Records for processing:
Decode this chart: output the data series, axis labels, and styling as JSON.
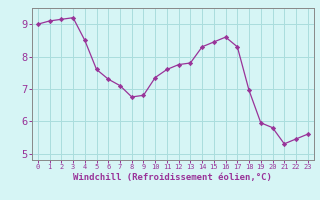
{
  "x": [
    0,
    1,
    2,
    3,
    4,
    5,
    6,
    7,
    8,
    9,
    10,
    11,
    12,
    13,
    14,
    15,
    16,
    17,
    18,
    19,
    20,
    21,
    22,
    23
  ],
  "y": [
    9.0,
    9.1,
    9.15,
    9.2,
    8.5,
    7.6,
    7.3,
    7.1,
    6.75,
    6.8,
    7.35,
    7.6,
    7.75,
    7.8,
    8.3,
    8.45,
    8.6,
    8.3,
    6.95,
    5.95,
    5.8,
    5.3,
    5.45,
    5.6
  ],
  "line_color": "#993399",
  "marker": "D",
  "marker_size": 2.2,
  "bg_color": "#d6f5f5",
  "grid_color": "#aadddd",
  "xlabel": "Windchill (Refroidissement éolien,°C)",
  "xlabel_color": "#993399",
  "tick_color": "#993399",
  "xlim": [
    -0.5,
    23.5
  ],
  "ylim": [
    4.8,
    9.5
  ],
  "yticks": [
    5,
    6,
    7,
    8,
    9
  ],
  "xticks": [
    0,
    1,
    2,
    3,
    4,
    5,
    6,
    7,
    8,
    9,
    10,
    11,
    12,
    13,
    14,
    15,
    16,
    17,
    18,
    19,
    20,
    21,
    22,
    23
  ]
}
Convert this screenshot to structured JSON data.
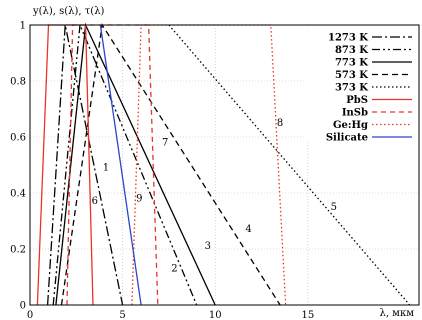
{
  "chart_data": {
    "type": "line",
    "ylabel": "y(λ), s(λ), τ(λ)",
    "xlabel": "λ, мкм",
    "xlim": [
      0,
      21
    ],
    "ylim": [
      0,
      1
    ],
    "xticks": [
      0,
      5,
      10,
      15
    ],
    "yticks": [
      0,
      0.2,
      0.4,
      0.6,
      0.8,
      1
    ],
    "ytick_labels": [
      "0",
      "0.2",
      "0.4",
      "0.6",
      "0.8",
      "1"
    ],
    "grid": true,
    "legend_position": "top-right",
    "legend": [
      {
        "label": "1273 K",
        "color": "#000000",
        "dash": "10,3,2,3"
      },
      {
        "label": "873 K",
        "color": "#000000",
        "dash": "8,3,2,3,2,3"
      },
      {
        "label": "773 K",
        "color": "#000000",
        "dash": ""
      },
      {
        "label": "573 K",
        "color": "#000000",
        "dash": "6,4"
      },
      {
        "label": "373 K",
        "color": "#000000",
        "dash": "1.5,2.5"
      },
      {
        "label": "PbS",
        "color": "#e8342a",
        "dash": ""
      },
      {
        "label": "InSb",
        "color": "#e8342a",
        "dash": "5,4"
      },
      {
        "label": "Ge:Hg",
        "color": "#e8342a",
        "dash": "1.5,2.5"
      },
      {
        "label": "Silicate",
        "color": "#2a45c8",
        "dash": ""
      }
    ],
    "series": [
      {
        "color": "#000000",
        "dash": "10,3,2,3",
        "points": [
          [
            0.95,
            0
          ],
          [
            1.9,
            1
          ],
          [
            1.9,
            1
          ],
          [
            5.0,
            0
          ]
        ]
      },
      {
        "color": "#000000",
        "dash": "8,3,2,3,2,3",
        "points": [
          [
            1.25,
            0
          ],
          [
            2.7,
            1
          ],
          [
            2.7,
            1
          ],
          [
            9.0,
            0
          ]
        ]
      },
      {
        "color": "#000000",
        "dash": "",
        "points": [
          [
            1.4,
            0
          ],
          [
            3.0,
            1
          ],
          [
            3.0,
            1
          ],
          [
            10.0,
            0
          ]
        ]
      },
      {
        "color": "#000000",
        "dash": "6,4",
        "points": [
          [
            1.7,
            0
          ],
          [
            3.9,
            1
          ],
          [
            3.9,
            1
          ],
          [
            13.5,
            0
          ]
        ]
      },
      {
        "color": "#000000",
        "dash": "1.5,2.5",
        "points": [
          [
            7.5,
            1
          ],
          [
            20.5,
            0
          ]
        ]
      },
      {
        "color": "#e8342a",
        "dash": "",
        "points": [
          [
            0.4,
            0
          ],
          [
            1.0,
            1
          ],
          [
            3.0,
            1
          ],
          [
            3.4,
            0
          ]
        ]
      },
      {
        "color": "#e8342a",
        "dash": "5,4",
        "points": [
          [
            2.0,
            0
          ],
          [
            2.3,
            1
          ],
          [
            6.4,
            1
          ],
          [
            6.9,
            0
          ]
        ]
      },
      {
        "color": "#e8342a",
        "dash": "1.5,2.5",
        "points": [
          [
            5.5,
            0
          ],
          [
            6.0,
            1
          ],
          [
            13.0,
            1
          ],
          [
            13.8,
            0
          ]
        ]
      },
      {
        "color": "#2a45c8",
        "dash": "",
        "points": [
          [
            3.8,
            1
          ],
          [
            6.0,
            0
          ]
        ]
      }
    ],
    "curve_labels": [
      {
        "text": "1",
        "x": 4.1,
        "y": 0.48
      },
      {
        "text": "2",
        "x": 7.8,
        "y": 0.12
      },
      {
        "text": "3",
        "x": 9.6,
        "y": 0.2
      },
      {
        "text": "4",
        "x": 11.8,
        "y": 0.26
      },
      {
        "text": "5",
        "x": 16.4,
        "y": 0.34
      },
      {
        "text": "6",
        "x": 3.5,
        "y": 0.36
      },
      {
        "text": "7",
        "x": 7.3,
        "y": 0.57
      },
      {
        "text": "8",
        "x": 13.5,
        "y": 0.64
      },
      {
        "text": "9",
        "x": 5.9,
        "y": 0.37
      }
    ]
  }
}
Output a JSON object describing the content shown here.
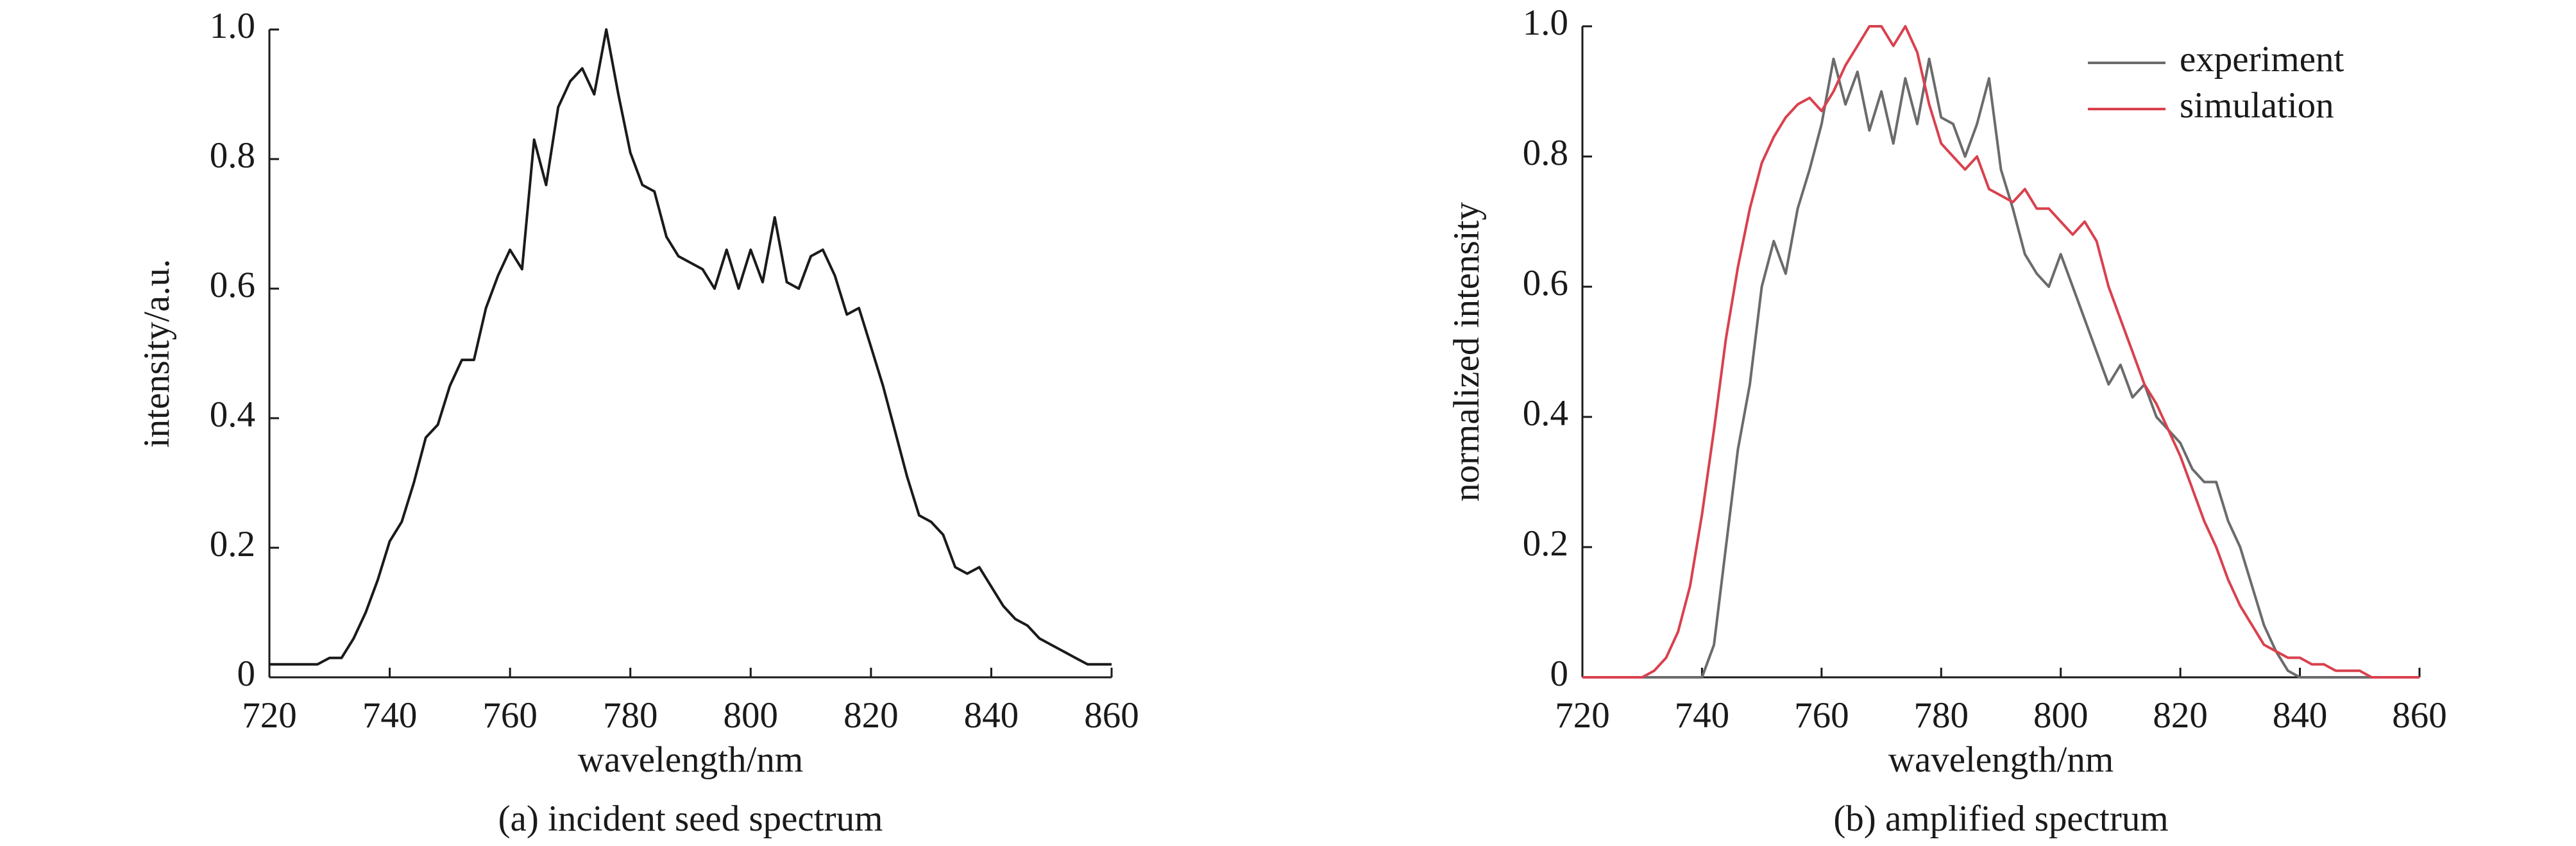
{
  "chart_data": [
    {
      "type": "line",
      "caption": "(a) incident seed spectrum",
      "x_label": "wavelength/nm",
      "y_label": "intensity/a.u.",
      "xlim": [
        720,
        860
      ],
      "xticks": [
        720,
        740,
        760,
        780,
        800,
        820,
        840,
        860
      ],
      "ylim": [
        0,
        1
      ],
      "yticks": [
        0,
        0.2,
        0.4,
        0.6,
        0.8,
        {
          "value": 1,
          "label": "1.0"
        }
      ],
      "x": [
        720,
        722,
        724,
        726,
        728,
        730,
        732,
        734,
        736,
        738,
        740,
        742,
        744,
        746,
        748,
        750,
        752,
        754,
        756,
        758,
        760,
        762,
        764,
        766,
        768,
        770,
        772,
        774,
        776,
        778,
        780,
        782,
        784,
        786,
        788,
        790,
        792,
        794,
        796,
        798,
        800,
        802,
        804,
        806,
        808,
        810,
        812,
        814,
        816,
        818,
        820,
        822,
        824,
        826,
        828,
        830,
        832,
        834,
        836,
        838,
        840,
        842,
        844,
        846,
        848,
        850,
        852,
        854,
        856,
        858,
        860
      ],
      "series": [
        {
          "color": "#1a1a1a",
          "values": [
            0.02,
            0.02,
            0.02,
            0.02,
            0.02,
            0.03,
            0.03,
            0.06,
            0.1,
            0.15,
            0.21,
            0.24,
            0.3,
            0.37,
            0.39,
            0.45,
            0.49,
            0.49,
            0.57,
            0.62,
            0.66,
            0.63,
            0.83,
            0.76,
            0.88,
            0.92,
            0.94,
            0.9,
            1.0,
            0.9,
            0.81,
            0.76,
            0.75,
            0.68,
            0.65,
            0.64,
            0.63,
            0.6,
            0.66,
            0.6,
            0.66,
            0.61,
            0.71,
            0.61,
            0.6,
            0.65,
            0.66,
            0.62,
            0.56,
            0.57,
            0.51,
            0.45,
            0.38,
            0.31,
            0.25,
            0.24,
            0.22,
            0.17,
            0.16,
            0.17,
            0.14,
            0.11,
            0.09,
            0.08,
            0.06,
            0.05,
            0.04,
            0.03,
            0.02,
            0.02,
            0.02
          ]
        }
      ]
    },
    {
      "type": "line",
      "caption": "(b) amplified spectrum",
      "x_label": "wavelength/nm",
      "y_label": "normalized intensity",
      "legend": "upper right",
      "xlim": [
        720,
        860
      ],
      "xticks": [
        720,
        740,
        760,
        780,
        800,
        820,
        840,
        860
      ],
      "ylim": [
        0,
        1
      ],
      "yticks": [
        0,
        0.2,
        0.4,
        0.6,
        0.8,
        {
          "value": 1,
          "label": "1.0"
        }
      ],
      "x": [
        720,
        722,
        724,
        726,
        728,
        730,
        732,
        734,
        736,
        738,
        740,
        742,
        744,
        746,
        748,
        750,
        752,
        754,
        756,
        758,
        760,
        762,
        764,
        766,
        768,
        770,
        772,
        774,
        776,
        778,
        780,
        782,
        784,
        786,
        788,
        790,
        792,
        794,
        796,
        798,
        800,
        802,
        804,
        806,
        808,
        810,
        812,
        814,
        816,
        818,
        820,
        822,
        824,
        826,
        828,
        830,
        832,
        834,
        836,
        838,
        840,
        842,
        844,
        846,
        848,
        850,
        852,
        854,
        856,
        858,
        860
      ],
      "series": [
        {
          "name": "experiment",
          "color": "#6b6b6b",
          "values": [
            0,
            0,
            0,
            0,
            0,
            0,
            0,
            0,
            0,
            0,
            0,
            0.05,
            0.2,
            0.35,
            0.45,
            0.6,
            0.67,
            0.62,
            0.72,
            0.78,
            0.85,
            0.95,
            0.88,
            0.93,
            0.84,
            0.9,
            0.82,
            0.92,
            0.85,
            0.95,
            0.86,
            0.85,
            0.8,
            0.85,
            0.92,
            0.78,
            0.72,
            0.65,
            0.62,
            0.6,
            0.65,
            0.6,
            0.55,
            0.5,
            0.45,
            0.48,
            0.43,
            0.45,
            0.4,
            0.38,
            0.36,
            0.32,
            0.3,
            0.3,
            0.24,
            0.2,
            0.14,
            0.08,
            0.04,
            0.01,
            0,
            0,
            0,
            0,
            0,
            0,
            0,
            0,
            0,
            0,
            0
          ]
        },
        {
          "name": "simulation",
          "color": "#d9414e",
          "values": [
            0,
            0,
            0,
            0,
            0,
            0,
            0.01,
            0.03,
            0.07,
            0.14,
            0.25,
            0.38,
            0.52,
            0.63,
            0.72,
            0.79,
            0.83,
            0.86,
            0.88,
            0.89,
            0.87,
            0.9,
            0.94,
            0.97,
            1.0,
            1.0,
            0.97,
            1.0,
            0.96,
            0.88,
            0.82,
            0.8,
            0.78,
            0.8,
            0.75,
            0.74,
            0.73,
            0.75,
            0.72,
            0.72,
            0.7,
            0.68,
            0.7,
            0.67,
            0.6,
            0.55,
            0.5,
            0.45,
            0.42,
            0.38,
            0.34,
            0.29,
            0.24,
            0.2,
            0.15,
            0.11,
            0.08,
            0.05,
            0.04,
            0.03,
            0.03,
            0.02,
            0.02,
            0.01,
            0.01,
            0.01,
            0,
            0,
            0,
            0,
            0
          ]
        }
      ]
    }
  ]
}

Problem to work on:
Report each line in the preceding entries that holds the string "right".

Written reply:
    "legend_position": "top-right",
      "legend": "upper right",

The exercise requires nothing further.